_Description of the task_
Give back every line exactly as it appears, pictures excluded.

[Data excerpts]
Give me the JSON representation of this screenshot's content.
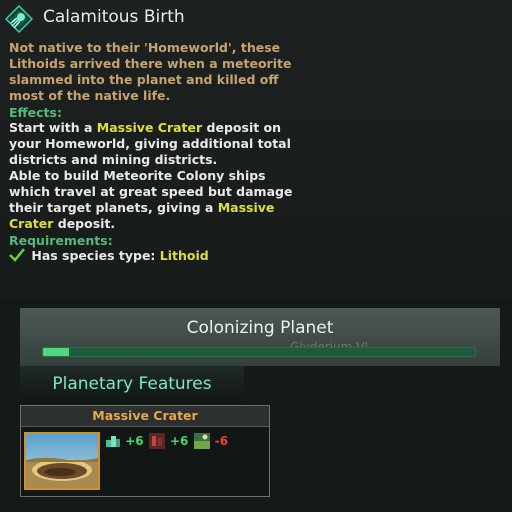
{
  "trait": {
    "title": "Calamitous Birth",
    "icon": "meteor-trait-icon",
    "lore": "Not native to their 'Homeworld', these Lithoids arrived there when a meteorite slammed into the planet and killed off most of the native life.",
    "effects_label": "Effects:",
    "effects": {
      "p1_a": "Start with a ",
      "p1_hl": "Massive Crater",
      "p1_b": " deposit on your Homeworld, giving additional total districts and mining districts.",
      "p2_a": "Able to build Meteorite Colony ships which travel at great speed but damage their target planets, giving a ",
      "p2_hl": "Massive Crater",
      "p2_b": " deposit."
    },
    "requirements_label": "Requirements:",
    "requirement_text": "Has species type: ",
    "requirement_value": "Lithoid",
    "requirement_met": true
  },
  "colonizing": {
    "title": "Colonizing Planet",
    "background_text": "Glyderium VI",
    "progress": 0.06
  },
  "features": {
    "title": "Planetary Features",
    "items": [
      {
        "name": "Massive Crater",
        "modifiers": [
          {
            "icon": "total-districts-icon",
            "value": "+6",
            "sign": "positive"
          },
          {
            "icon": "mining-district-icon",
            "value": "+6",
            "sign": "positive"
          },
          {
            "icon": "planet-habitability-icon",
            "value": "-6",
            "sign": "negative"
          }
        ]
      }
    ]
  },
  "colors": {
    "lore": "#c9a36f",
    "section_heading": "#57b87d",
    "highlight": "#e2de3c",
    "feature_name": "#e8a74a",
    "positive": "#49d86b",
    "negative": "#e8423a",
    "progress": "#4fd87f"
  }
}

_Task solution_
Give me the JSON representation of this screenshot's content.
{
  "trait": {
    "title": "Calamitous Birth",
    "icon": "meteor-trait-icon",
    "lore": "Not native to their 'Homeworld', these Lithoids arrived there when a meteorite slammed into the planet and killed off most of the native life.",
    "effects_label": "Effects:",
    "effects": {
      "p1_a": "Start with a ",
      "p1_hl": "Massive Crater",
      "p1_b": " deposit on your Homeworld, giving additional total districts and mining districts.",
      "p2_a": "Able to build Meteorite Colony ships which travel at great speed but damage their target planets, giving a ",
      "p2_hl": "Massive Crater",
      "p2_b": " deposit."
    },
    "requirements_label": "Requirements:",
    "requirement_text": "Has species type: ",
    "requirement_value": "Lithoid",
    "requirement_met": true
  },
  "colonizing": {
    "title": "Colonizing Planet",
    "background_text": "Glyderium VI",
    "progress": 0.06
  },
  "features": {
    "title": "Planetary Features",
    "items": [
      {
        "name": "Massive Crater",
        "modifiers": [
          {
            "icon": "total-districts-icon",
            "value": "+6",
            "sign": "positive"
          },
          {
            "icon": "mining-district-icon",
            "value": "+6",
            "sign": "positive"
          },
          {
            "icon": "planet-habitability-icon",
            "value": "-6",
            "sign": "negative"
          }
        ]
      }
    ]
  },
  "colors": {
    "lore": "#c9a36f",
    "section_heading": "#57b87d",
    "highlight": "#e2de3c",
    "feature_name": "#e8a74a",
    "positive": "#49d86b",
    "negative": "#e8423a",
    "progress": "#4fd87f"
  }
}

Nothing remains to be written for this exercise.